** Opening DATA LISTING block **

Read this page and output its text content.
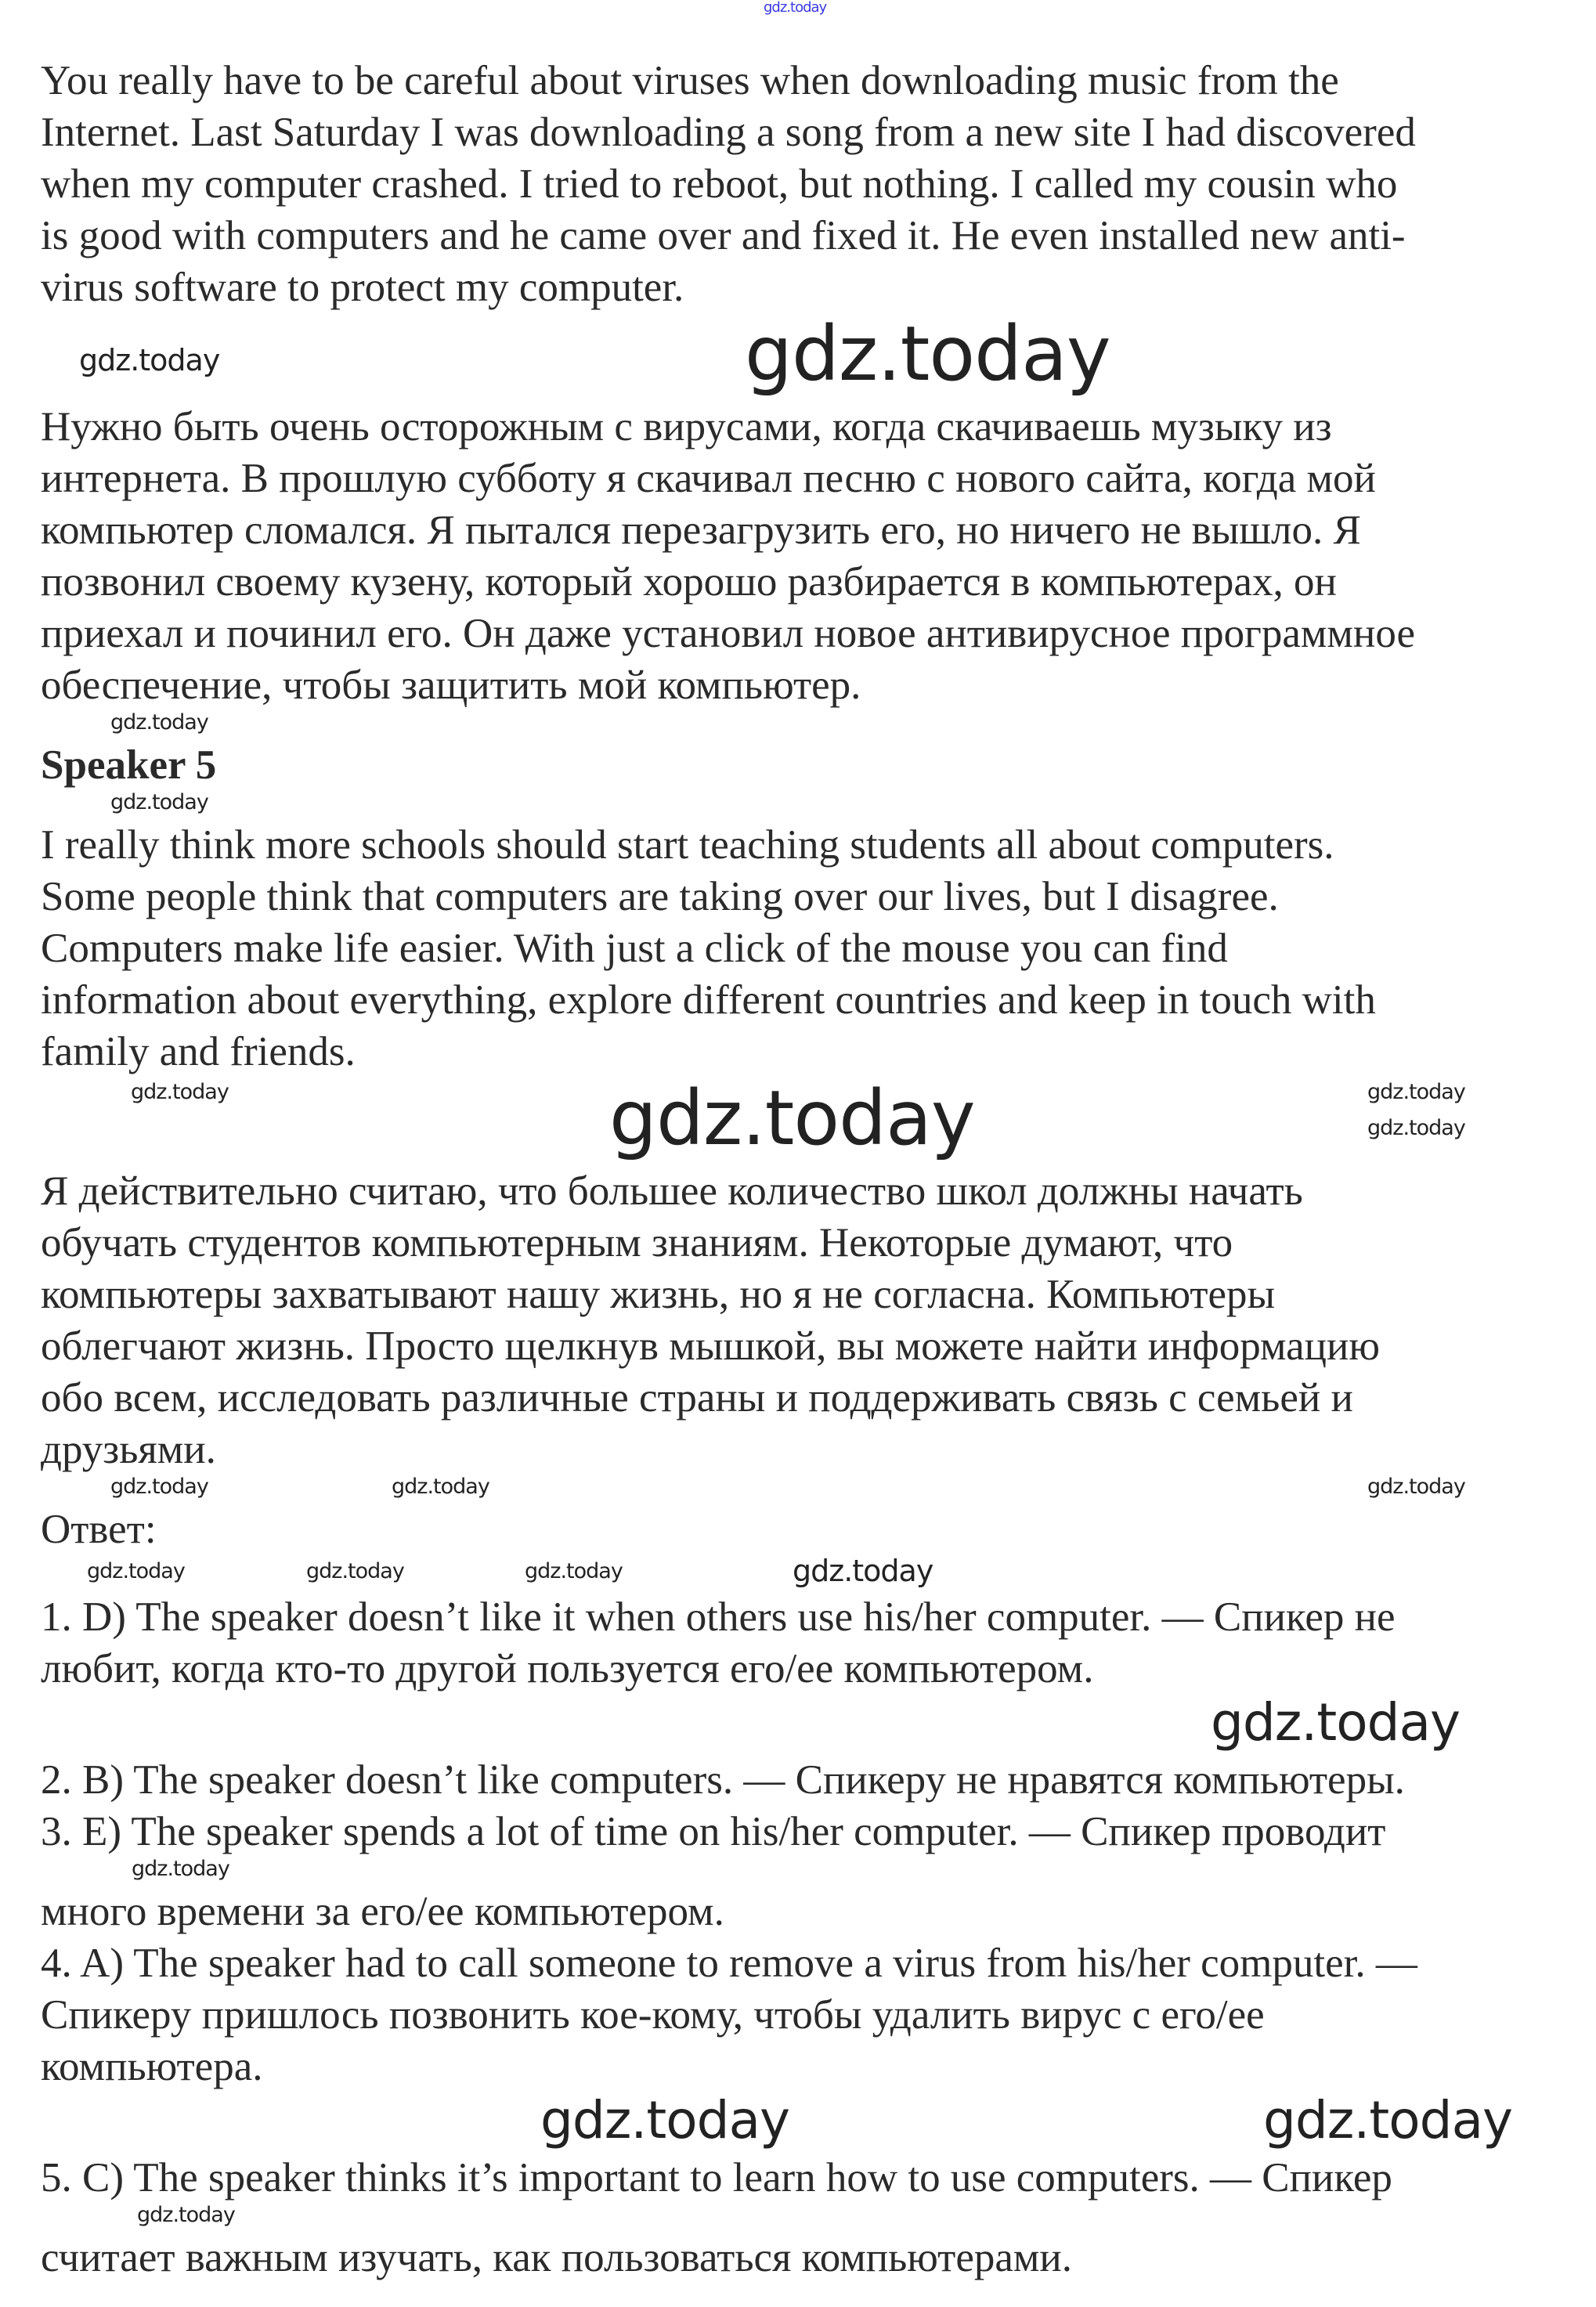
gdz.today
You really have to be careful about viruses when downloading music from the
Internet. Last Saturday I was downloading a song from a new site I had discovered
when my computer crashed. I tried to reboot, but nothing. I called my cousin who
is good with computers and he came over and fixed it. He even installed new anti-
virus software to protect my computer.
gdz.today	gdz.today
Нужно быть очень осторожным с вирусами, когда скачиваешь музыку из
интернета. В прошлую субботу я скачивал песню с нового сайта, когда мой
компьютер сломался. Я пытался перезагрузить его, но ничего не вышло. Я
позвонил своему кузену, который хорошо разбирается в компьютерах, он
приехал и починил его. Он даже установил новое антивирусное программное
обеспечение, чтобы защитить мой компьютер.
gdz.today
Speaker 5
gdz.today
I really think more schools should start teaching students all about computers.
Some people think that computers are taking over our lives, but I disagree.
Computers make life easier. With just a click of the mouse you can find
information about everything, explore different countries and keep in touch with
family and friends.
gdz.today	gdz.today	gdz.today
gdz.today
Я действительно считаю, что большее количество школ должны начать
обучать студентов компьютерным знаниям. Некоторые думают, что
компьютеры захватывают нашу жизнь, но я не согласна. Компьютеры
облегчают жизнь. Просто щелкнув мышкой, вы можете найти информацию
обо всем, исследовать различные страны и поддерживать связь с семьей и
друзьями.
gdz.today	gdz.today	gdz.today
Ответ:
gdz.today	gdz.today	gdz.today	gdz.today
1. D) The speaker doesn’t like it when others use his/her computer. — Спикер не
любит, когда кто-то другой пользуется его/ее компьютером.
gdz.today
2. B) The speaker doesn’t like computers. — Спикеру не нравятся компьютеры.
3. E) The speaker spends a lot of time on his/her computer. — Спикер проводит
gdz.today
много времени за его/ее компьютером.
4. A) The speaker had to call someone to remove a virus from his/her computer. —
Спикеру пришлось позвонить кое-кому, чтобы удалить вирус с его/ее
компьютера.
gdz.today	gdz.today
5. C) The speaker thinks it’s important to learn how to use computers. — Спикер
gdz.today
считает важным изучать, как пользоваться компьютерами.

** Closing DATA LISTING block **

### WHAT IS BEING ASKED
Among the entries, find each line that includes the string "about" and copy it.

### RESPONSE BOX
You really have to be careful about viruses when downloading music from the
I really think more schools should start teaching students all about computers.
information about everything, explore different countries and keep in touch with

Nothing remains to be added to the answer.